# REQUIREMENTS:
Using the material below, work out how many lines contain the word "escalated". Reply with the number and nothing more.

# STORED DATA:

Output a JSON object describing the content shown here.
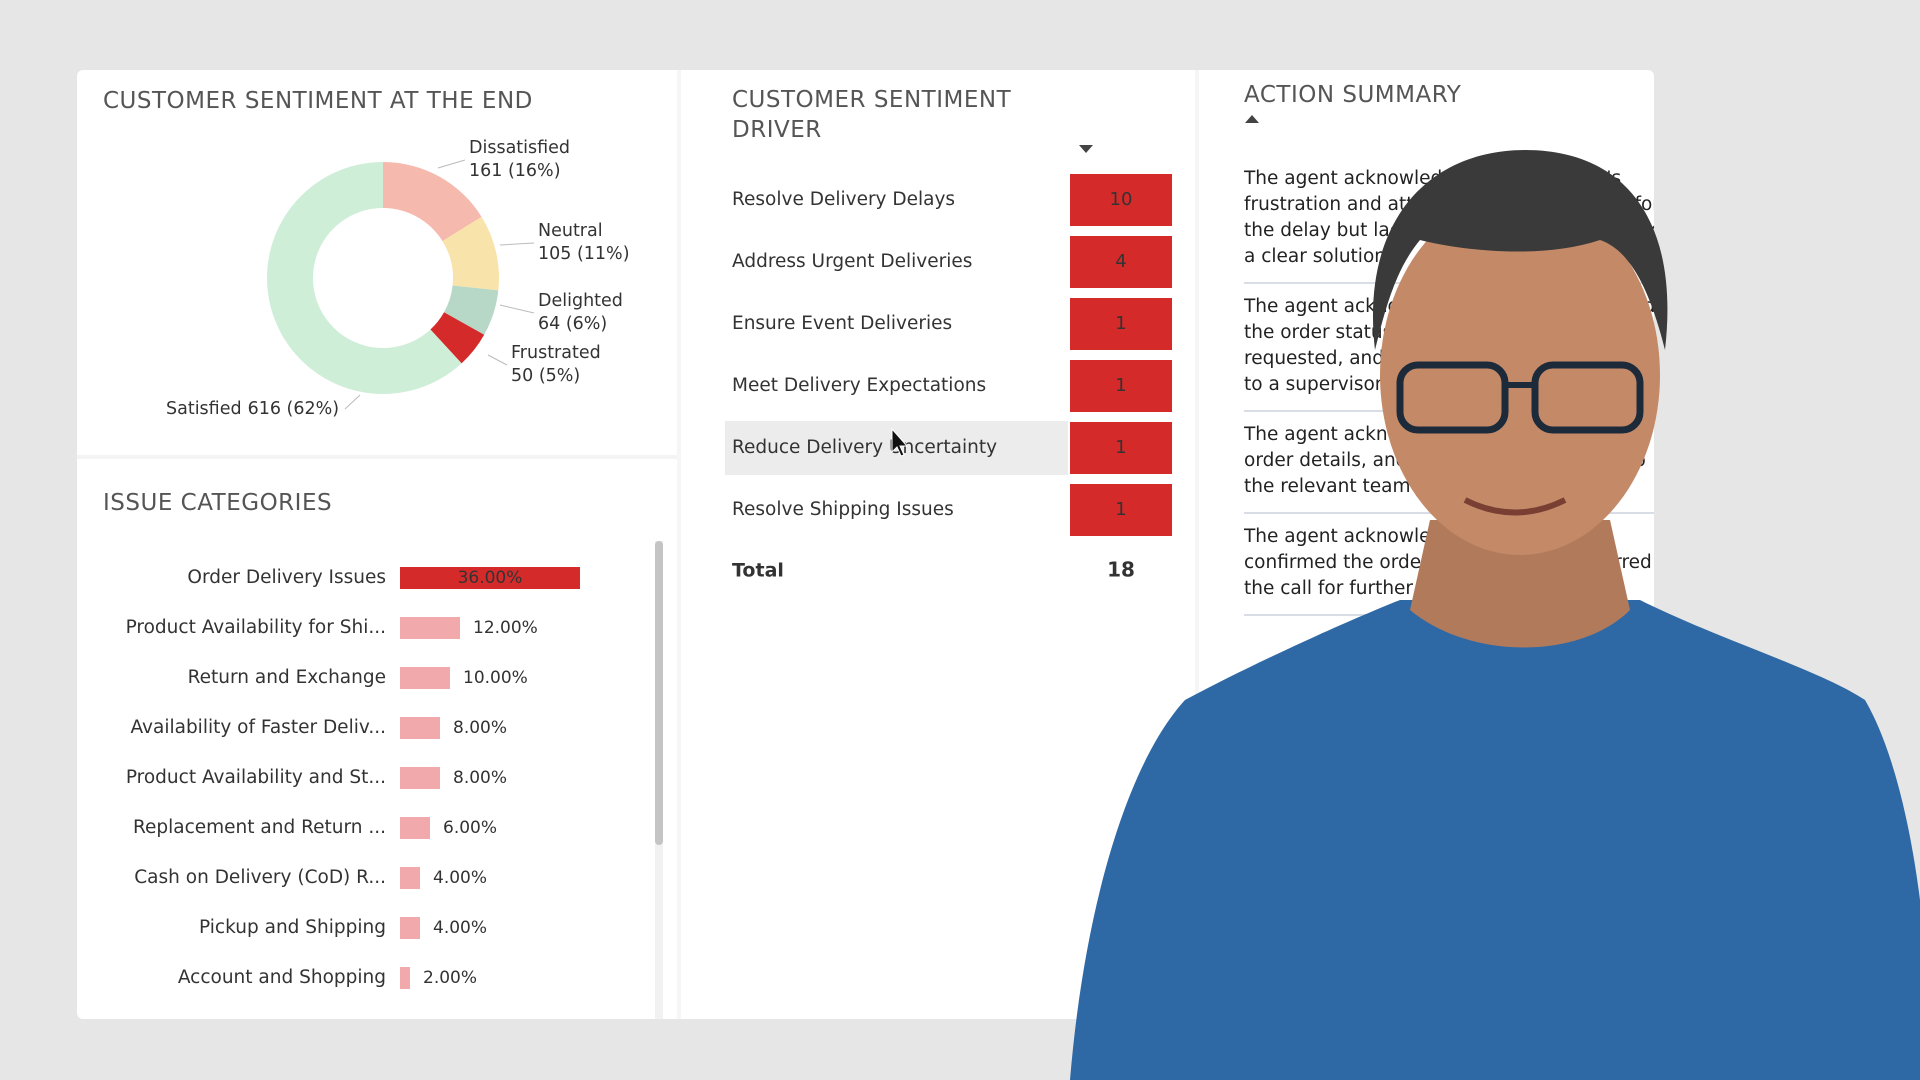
{
  "chart_data": [
    {
      "type": "donut",
      "title": "CUSTOMER SENTIMENT AT THE END",
      "categories": [
        "Dissatisfied",
        "Neutral",
        "Delighted",
        "Frustrated",
        "Satisfied"
      ],
      "values": [
        161,
        105,
        64,
        50,
        616
      ],
      "value_labels": [
        "161 (16%)",
        "105 (11%)",
        "64 (6%)",
        "50 (5%)",
        "616 (62%)"
      ],
      "colors": [
        "#f6b9ad",
        "#f8e4aa",
        "#b7d8c6",
        "#d42a2a",
        "#cfeed8"
      ]
    },
    {
      "type": "bar",
      "orientation": "horizontal",
      "title": "ISSUE CATEGORIES",
      "categories": [
        "Order Delivery Issues",
        "Product Availability for Shi...",
        "Return and Exchange",
        "Availability of Faster Deliv...",
        "Product Availability and St...",
        "Replacement and Return ...",
        "Cash on Delivery (CoD) R...",
        "Pickup and Shipping",
        "Account and Shopping"
      ],
      "values": [
        36,
        12,
        10,
        8,
        8,
        6,
        4,
        4,
        2
      ],
      "value_labels": [
        "36.00%",
        "12.00%",
        "10.00%",
        "8.00%",
        "8.00%",
        "6.00%",
        "4.00%",
        "4.00%",
        "2.00%"
      ],
      "colors": [
        "#d42a2a",
        "#f1a9ac",
        "#f1a9ac",
        "#f1a9ac",
        "#f1a9ac",
        "#f1a9ac",
        "#f1a9ac",
        "#f1a9ac",
        "#f1a9ac"
      ]
    }
  ],
  "driver": {
    "title": "CUSTOMER SENTIMENT DRIVER",
    "rows": [
      {
        "label": "Resolve Delivery Delays",
        "count": "10"
      },
      {
        "label": "Address Urgent Deliveries",
        "count": "4"
      },
      {
        "label": "Ensure Event Deliveries",
        "count": "1"
      },
      {
        "label": "Meet Delivery Expectations",
        "count": "1"
      },
      {
        "label": "Reduce Delivery Uncertainty",
        "count": "1"
      },
      {
        "label": "Resolve Shipping Issues",
        "count": "1"
      }
    ],
    "total_label": "Total",
    "total": "18"
  },
  "action_summary": {
    "title": "ACTION SUMMARY",
    "paragraphs": [
      "The agent acknowledged the customer's frustration and attempted an explanation for the delay but lacked specific information and a clear solution.",
      "The agent acknowledged the issue, checked the order status, offered a refund when requested, and ultimately escalated the call to a supervisor.",
      "The agent acknowledged the issue, verified order details, and escalated the problem to the relevant team for investigation.",
      "The agent acknowledged the issue, confirmed the order details, and transferred the call for further assistance."
    ]
  }
}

# TASK RESULT:
2